Instruction: Say how many lines contain "hans"; the answer is the number alone.
>> Begin Material provided
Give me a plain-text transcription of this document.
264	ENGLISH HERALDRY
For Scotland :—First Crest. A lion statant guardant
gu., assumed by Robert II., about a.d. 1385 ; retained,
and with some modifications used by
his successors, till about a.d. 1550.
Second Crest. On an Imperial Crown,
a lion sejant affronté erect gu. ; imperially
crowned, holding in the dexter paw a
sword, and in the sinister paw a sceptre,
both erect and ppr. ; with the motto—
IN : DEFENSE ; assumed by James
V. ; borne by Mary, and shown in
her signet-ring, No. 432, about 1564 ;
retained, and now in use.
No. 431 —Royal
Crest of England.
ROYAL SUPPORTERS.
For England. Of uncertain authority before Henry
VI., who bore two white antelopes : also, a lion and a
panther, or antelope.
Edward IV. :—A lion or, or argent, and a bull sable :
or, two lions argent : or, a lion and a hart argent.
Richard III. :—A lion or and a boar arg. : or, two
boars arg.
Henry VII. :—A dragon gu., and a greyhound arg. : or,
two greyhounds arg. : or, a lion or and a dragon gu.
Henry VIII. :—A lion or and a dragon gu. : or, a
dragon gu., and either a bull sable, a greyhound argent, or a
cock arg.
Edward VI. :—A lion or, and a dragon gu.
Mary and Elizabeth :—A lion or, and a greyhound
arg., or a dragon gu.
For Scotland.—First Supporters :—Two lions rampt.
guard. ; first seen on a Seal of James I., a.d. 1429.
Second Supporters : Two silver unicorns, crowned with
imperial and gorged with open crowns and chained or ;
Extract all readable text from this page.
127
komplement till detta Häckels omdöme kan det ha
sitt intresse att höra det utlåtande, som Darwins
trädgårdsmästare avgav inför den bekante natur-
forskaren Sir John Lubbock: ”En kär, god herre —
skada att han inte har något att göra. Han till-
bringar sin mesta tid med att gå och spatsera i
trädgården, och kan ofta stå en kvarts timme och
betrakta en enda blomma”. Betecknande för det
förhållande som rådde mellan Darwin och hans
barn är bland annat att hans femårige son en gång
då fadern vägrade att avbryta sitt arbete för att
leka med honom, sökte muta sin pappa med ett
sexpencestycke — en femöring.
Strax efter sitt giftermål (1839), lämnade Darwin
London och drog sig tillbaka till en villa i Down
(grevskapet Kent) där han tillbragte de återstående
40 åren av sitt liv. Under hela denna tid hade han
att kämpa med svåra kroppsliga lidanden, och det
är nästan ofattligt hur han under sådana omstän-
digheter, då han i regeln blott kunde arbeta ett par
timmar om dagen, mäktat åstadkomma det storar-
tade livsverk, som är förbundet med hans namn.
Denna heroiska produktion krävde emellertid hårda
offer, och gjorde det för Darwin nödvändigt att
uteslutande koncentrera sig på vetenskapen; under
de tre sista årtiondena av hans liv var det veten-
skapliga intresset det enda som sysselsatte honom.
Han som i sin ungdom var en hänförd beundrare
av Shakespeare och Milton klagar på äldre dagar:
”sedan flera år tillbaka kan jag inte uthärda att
>> End Material provided
Full answer: 4